▶ **AIM OF THE EXERCISE**
State the number of lines that hold the string "JSON", with nothing added.

— START —

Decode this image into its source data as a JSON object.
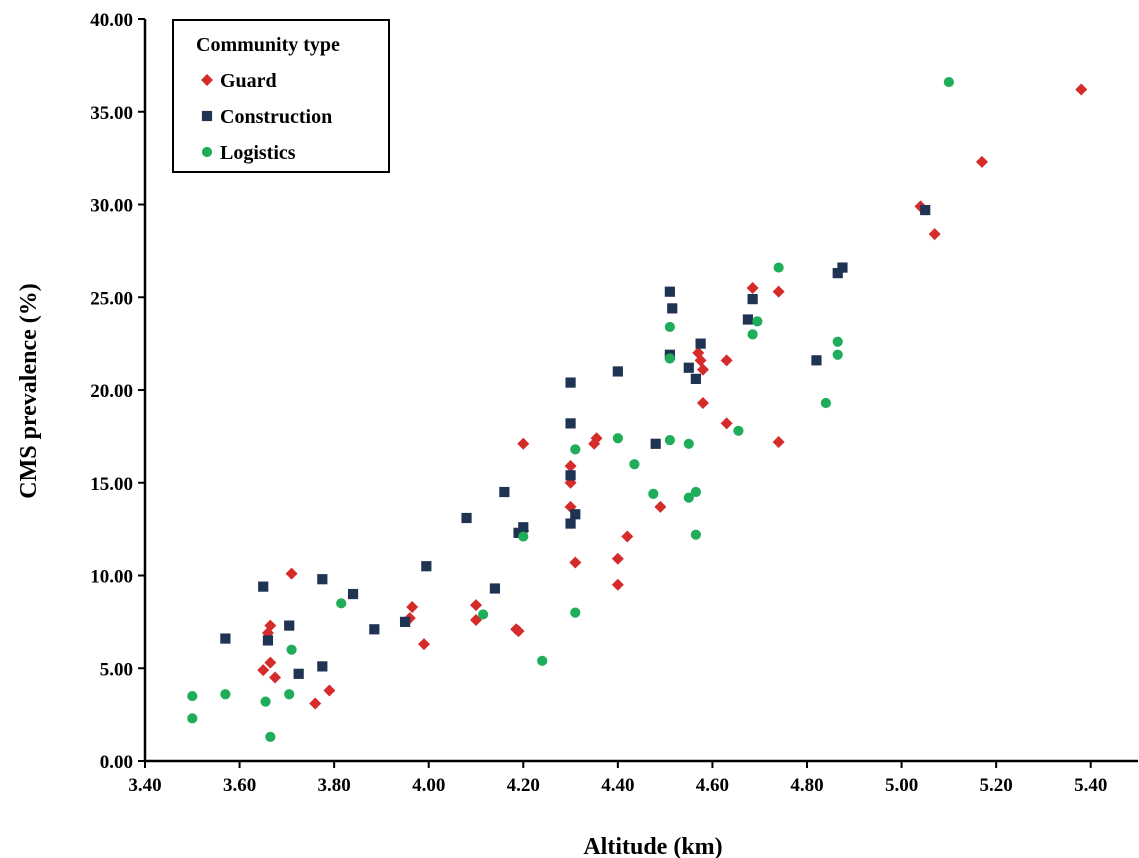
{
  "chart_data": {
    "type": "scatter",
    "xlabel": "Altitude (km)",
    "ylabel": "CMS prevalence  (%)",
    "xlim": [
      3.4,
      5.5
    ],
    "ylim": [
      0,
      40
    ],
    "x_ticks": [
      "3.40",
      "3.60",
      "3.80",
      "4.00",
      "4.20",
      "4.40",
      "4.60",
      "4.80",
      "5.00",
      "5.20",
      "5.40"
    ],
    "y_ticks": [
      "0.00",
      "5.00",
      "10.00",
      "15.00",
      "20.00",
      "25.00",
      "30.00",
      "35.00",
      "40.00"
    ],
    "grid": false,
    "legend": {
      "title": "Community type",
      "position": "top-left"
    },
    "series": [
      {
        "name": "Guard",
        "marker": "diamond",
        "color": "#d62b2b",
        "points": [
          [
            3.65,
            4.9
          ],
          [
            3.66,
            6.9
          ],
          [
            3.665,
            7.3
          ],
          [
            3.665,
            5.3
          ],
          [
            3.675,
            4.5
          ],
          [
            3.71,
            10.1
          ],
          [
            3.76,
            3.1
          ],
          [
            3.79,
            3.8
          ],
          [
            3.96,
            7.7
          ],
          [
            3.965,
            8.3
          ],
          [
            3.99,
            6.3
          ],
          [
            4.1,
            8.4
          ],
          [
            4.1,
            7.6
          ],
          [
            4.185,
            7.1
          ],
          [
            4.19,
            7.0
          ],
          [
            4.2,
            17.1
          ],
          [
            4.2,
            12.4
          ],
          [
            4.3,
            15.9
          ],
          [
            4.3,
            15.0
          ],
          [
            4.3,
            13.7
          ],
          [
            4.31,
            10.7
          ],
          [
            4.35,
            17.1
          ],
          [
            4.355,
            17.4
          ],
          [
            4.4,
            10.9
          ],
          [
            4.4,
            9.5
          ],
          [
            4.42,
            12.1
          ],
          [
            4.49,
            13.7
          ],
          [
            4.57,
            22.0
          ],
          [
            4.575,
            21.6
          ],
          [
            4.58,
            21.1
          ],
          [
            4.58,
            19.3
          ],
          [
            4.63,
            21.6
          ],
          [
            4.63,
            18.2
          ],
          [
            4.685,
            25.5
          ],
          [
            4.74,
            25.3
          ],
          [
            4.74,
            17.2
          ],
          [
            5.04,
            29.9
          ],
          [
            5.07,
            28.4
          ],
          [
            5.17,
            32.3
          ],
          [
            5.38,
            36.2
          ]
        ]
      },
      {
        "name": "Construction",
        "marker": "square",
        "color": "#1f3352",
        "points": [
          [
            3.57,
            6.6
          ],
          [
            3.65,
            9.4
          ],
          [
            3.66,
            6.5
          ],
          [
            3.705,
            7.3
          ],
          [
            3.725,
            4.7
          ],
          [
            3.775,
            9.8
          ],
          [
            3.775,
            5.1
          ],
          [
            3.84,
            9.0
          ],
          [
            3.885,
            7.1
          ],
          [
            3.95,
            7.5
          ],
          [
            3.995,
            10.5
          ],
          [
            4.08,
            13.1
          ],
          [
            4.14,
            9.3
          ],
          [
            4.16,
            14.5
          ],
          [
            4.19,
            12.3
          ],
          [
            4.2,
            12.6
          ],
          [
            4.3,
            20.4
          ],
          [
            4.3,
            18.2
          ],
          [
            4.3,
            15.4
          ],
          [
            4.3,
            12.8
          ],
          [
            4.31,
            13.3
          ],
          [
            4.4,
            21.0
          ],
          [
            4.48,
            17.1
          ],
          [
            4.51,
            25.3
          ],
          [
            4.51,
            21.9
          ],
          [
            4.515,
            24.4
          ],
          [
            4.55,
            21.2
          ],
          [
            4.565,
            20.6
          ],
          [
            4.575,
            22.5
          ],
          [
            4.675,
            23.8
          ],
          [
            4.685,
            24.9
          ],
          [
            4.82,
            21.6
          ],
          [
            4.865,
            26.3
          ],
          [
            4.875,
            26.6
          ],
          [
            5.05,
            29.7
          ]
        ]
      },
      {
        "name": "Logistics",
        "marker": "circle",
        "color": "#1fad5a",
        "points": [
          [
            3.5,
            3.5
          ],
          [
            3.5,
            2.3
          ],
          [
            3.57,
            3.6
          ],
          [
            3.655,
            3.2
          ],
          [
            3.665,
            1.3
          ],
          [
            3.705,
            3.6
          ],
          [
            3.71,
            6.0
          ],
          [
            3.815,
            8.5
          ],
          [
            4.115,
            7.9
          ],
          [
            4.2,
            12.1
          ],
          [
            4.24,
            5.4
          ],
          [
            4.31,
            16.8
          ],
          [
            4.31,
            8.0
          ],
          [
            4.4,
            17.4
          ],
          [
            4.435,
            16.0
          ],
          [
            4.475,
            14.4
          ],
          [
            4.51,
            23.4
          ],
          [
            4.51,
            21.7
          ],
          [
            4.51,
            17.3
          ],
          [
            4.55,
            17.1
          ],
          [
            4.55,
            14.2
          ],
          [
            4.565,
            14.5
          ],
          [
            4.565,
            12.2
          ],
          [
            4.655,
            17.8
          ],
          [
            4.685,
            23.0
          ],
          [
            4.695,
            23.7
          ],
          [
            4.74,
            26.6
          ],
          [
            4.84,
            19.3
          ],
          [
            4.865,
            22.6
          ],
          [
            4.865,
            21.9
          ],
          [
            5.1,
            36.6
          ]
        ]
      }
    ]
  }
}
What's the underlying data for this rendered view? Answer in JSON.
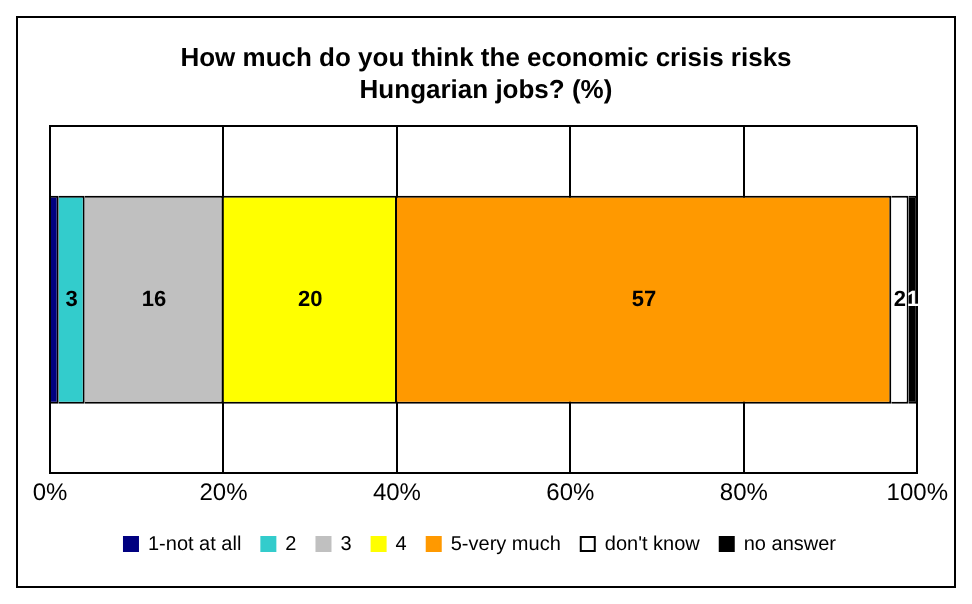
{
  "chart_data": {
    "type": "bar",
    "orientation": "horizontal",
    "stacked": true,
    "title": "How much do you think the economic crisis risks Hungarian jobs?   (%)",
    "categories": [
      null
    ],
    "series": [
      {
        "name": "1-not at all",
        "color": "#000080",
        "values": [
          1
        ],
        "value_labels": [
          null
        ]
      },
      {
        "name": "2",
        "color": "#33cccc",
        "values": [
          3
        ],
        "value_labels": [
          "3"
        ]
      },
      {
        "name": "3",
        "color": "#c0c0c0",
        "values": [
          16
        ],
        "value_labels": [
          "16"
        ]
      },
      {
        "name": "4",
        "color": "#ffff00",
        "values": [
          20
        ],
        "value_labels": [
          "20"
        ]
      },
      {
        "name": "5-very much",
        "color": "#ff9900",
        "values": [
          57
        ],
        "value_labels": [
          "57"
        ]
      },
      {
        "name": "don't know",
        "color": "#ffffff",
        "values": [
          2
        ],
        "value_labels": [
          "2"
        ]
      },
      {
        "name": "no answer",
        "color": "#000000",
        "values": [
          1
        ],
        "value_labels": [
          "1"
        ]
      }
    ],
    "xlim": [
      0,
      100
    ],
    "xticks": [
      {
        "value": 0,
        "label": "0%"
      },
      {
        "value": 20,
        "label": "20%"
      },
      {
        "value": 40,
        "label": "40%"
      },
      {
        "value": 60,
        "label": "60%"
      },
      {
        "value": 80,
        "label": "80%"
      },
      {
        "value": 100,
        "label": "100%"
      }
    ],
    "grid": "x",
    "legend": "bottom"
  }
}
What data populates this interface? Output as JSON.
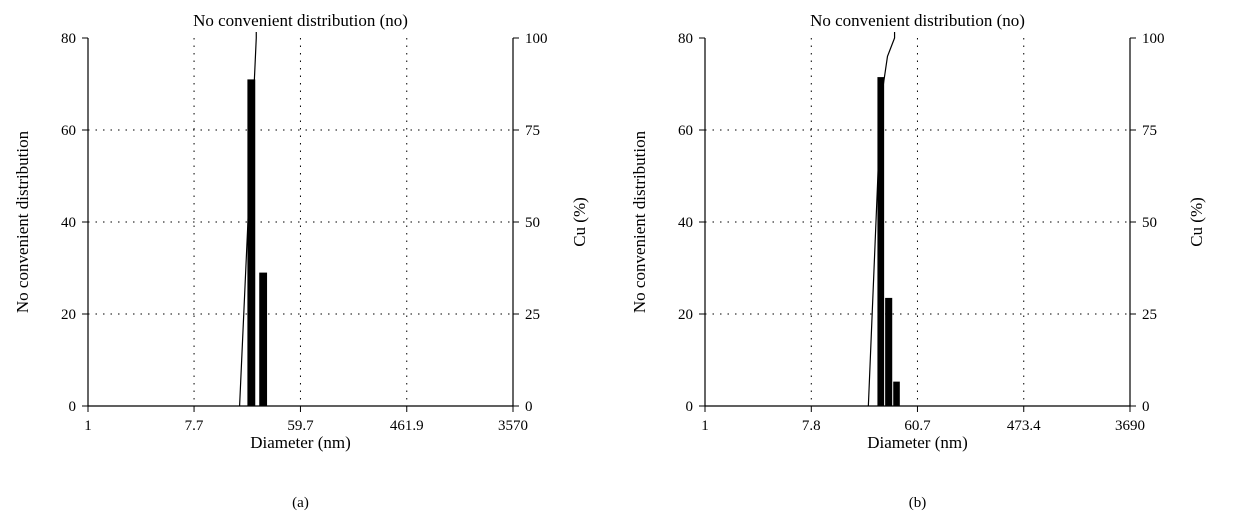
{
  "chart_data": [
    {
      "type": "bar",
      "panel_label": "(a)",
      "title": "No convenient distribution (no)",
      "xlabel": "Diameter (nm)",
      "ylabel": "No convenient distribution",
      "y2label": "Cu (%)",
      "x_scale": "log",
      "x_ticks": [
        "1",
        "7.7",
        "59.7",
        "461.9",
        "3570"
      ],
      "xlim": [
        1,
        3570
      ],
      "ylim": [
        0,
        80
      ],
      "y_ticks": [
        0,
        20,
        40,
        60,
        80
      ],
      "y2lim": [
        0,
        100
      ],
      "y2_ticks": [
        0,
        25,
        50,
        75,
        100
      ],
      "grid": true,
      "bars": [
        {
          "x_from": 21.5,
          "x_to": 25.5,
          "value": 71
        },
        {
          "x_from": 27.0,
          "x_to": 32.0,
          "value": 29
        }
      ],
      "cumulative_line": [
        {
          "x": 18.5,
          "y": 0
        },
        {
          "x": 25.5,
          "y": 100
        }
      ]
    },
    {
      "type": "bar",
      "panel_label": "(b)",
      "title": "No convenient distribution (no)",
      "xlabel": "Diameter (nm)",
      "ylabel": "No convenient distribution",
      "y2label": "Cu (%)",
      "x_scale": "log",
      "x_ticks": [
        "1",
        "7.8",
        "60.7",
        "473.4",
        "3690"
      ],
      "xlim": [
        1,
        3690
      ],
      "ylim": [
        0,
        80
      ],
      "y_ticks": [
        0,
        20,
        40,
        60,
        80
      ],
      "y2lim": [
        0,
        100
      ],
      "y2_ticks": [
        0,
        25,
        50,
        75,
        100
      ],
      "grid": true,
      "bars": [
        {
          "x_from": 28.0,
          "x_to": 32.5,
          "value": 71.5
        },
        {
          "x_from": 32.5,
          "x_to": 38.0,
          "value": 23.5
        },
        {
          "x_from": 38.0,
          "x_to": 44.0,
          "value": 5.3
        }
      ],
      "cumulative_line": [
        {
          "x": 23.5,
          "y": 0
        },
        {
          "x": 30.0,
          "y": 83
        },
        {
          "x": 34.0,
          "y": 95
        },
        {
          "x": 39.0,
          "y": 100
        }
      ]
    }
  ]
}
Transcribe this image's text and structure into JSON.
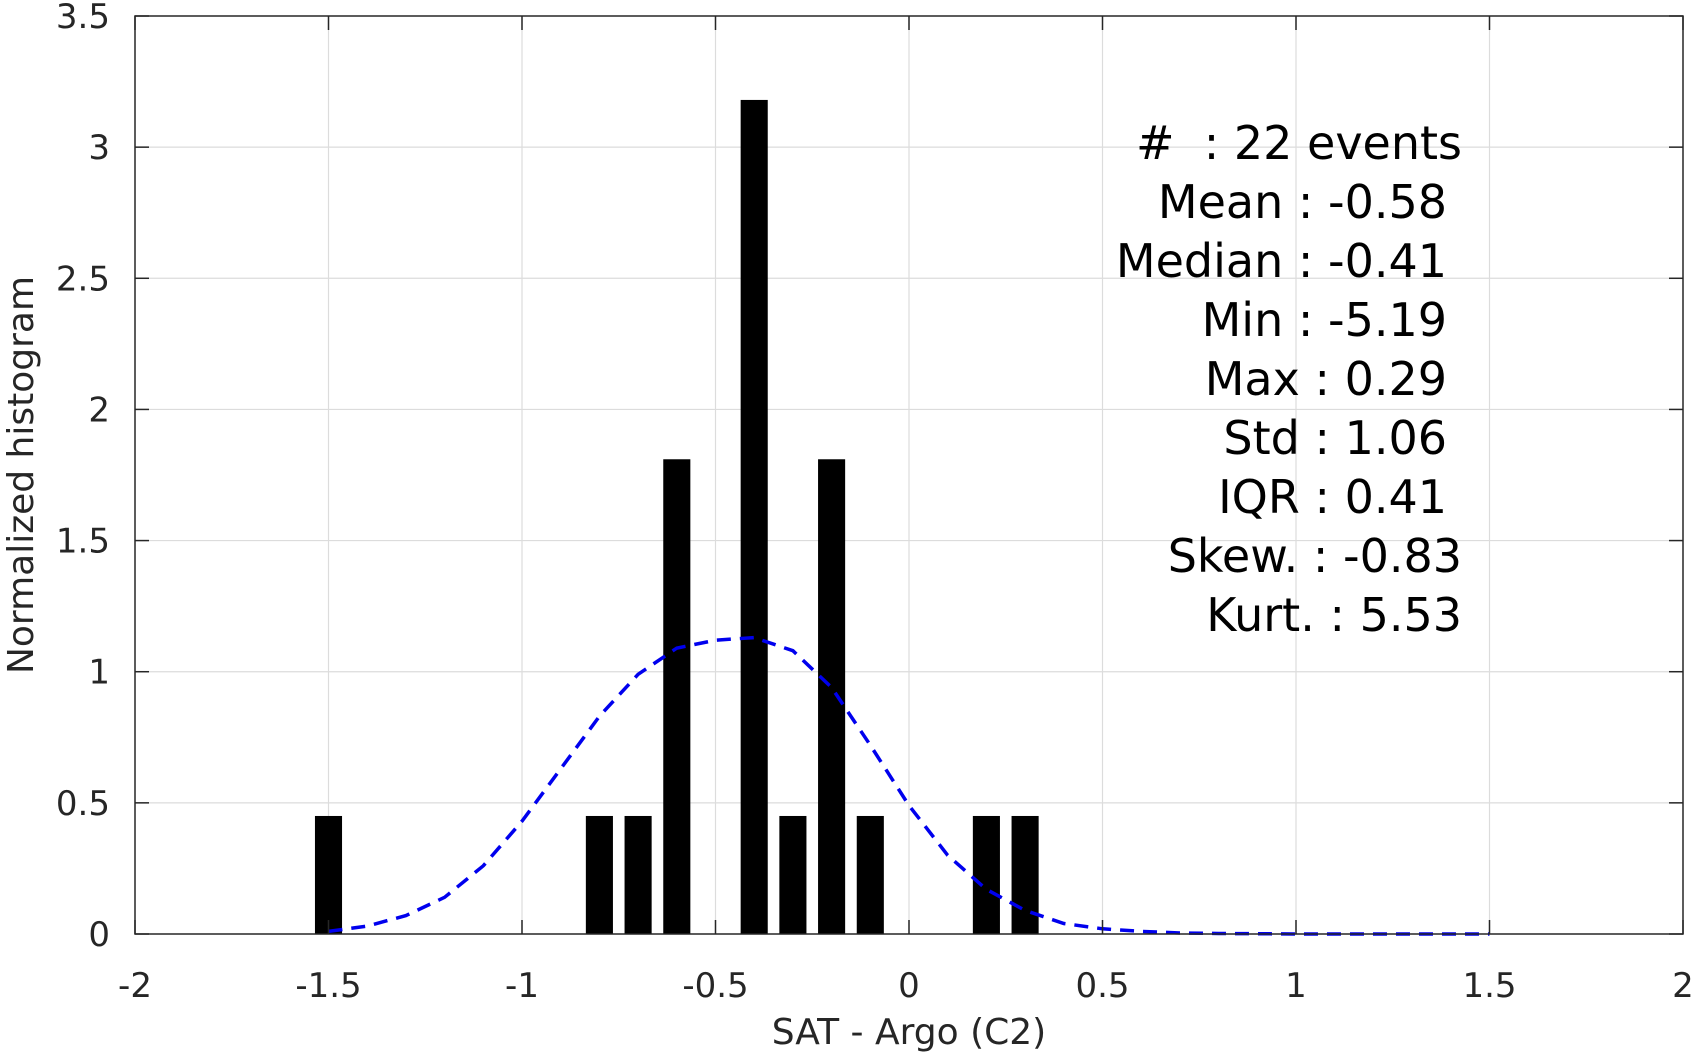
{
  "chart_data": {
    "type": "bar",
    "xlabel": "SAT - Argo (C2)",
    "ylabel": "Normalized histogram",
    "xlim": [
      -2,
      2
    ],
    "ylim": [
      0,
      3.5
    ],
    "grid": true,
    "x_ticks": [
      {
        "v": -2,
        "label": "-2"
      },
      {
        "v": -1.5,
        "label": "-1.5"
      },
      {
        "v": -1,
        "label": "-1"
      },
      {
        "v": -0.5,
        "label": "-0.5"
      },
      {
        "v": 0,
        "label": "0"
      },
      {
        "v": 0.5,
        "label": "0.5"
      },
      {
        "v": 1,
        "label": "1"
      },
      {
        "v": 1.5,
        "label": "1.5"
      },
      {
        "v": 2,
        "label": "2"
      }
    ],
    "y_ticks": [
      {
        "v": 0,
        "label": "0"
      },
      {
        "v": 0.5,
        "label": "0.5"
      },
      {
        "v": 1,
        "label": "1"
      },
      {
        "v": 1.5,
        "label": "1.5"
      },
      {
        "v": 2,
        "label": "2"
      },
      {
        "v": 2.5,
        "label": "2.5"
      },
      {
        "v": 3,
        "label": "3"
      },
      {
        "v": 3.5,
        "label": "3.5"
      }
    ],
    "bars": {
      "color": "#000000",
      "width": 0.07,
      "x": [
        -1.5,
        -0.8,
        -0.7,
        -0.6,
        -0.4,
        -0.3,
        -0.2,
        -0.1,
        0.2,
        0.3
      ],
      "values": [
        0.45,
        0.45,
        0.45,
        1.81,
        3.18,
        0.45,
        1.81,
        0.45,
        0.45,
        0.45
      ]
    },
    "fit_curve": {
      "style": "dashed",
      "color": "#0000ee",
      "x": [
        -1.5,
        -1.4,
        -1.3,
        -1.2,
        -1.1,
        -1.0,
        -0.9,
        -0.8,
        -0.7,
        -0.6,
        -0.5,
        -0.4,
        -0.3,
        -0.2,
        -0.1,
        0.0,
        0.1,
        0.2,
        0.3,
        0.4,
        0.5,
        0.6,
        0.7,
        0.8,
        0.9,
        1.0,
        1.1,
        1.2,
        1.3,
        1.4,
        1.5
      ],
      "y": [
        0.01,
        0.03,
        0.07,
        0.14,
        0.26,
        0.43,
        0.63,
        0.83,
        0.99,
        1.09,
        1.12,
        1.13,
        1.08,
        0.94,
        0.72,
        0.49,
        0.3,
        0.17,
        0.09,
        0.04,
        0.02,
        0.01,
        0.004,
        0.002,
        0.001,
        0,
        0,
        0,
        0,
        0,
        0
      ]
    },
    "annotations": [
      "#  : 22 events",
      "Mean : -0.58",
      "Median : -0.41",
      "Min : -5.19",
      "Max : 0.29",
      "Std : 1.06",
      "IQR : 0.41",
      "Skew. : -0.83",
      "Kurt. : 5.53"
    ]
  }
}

— END —

▶ **OUTPUT**
4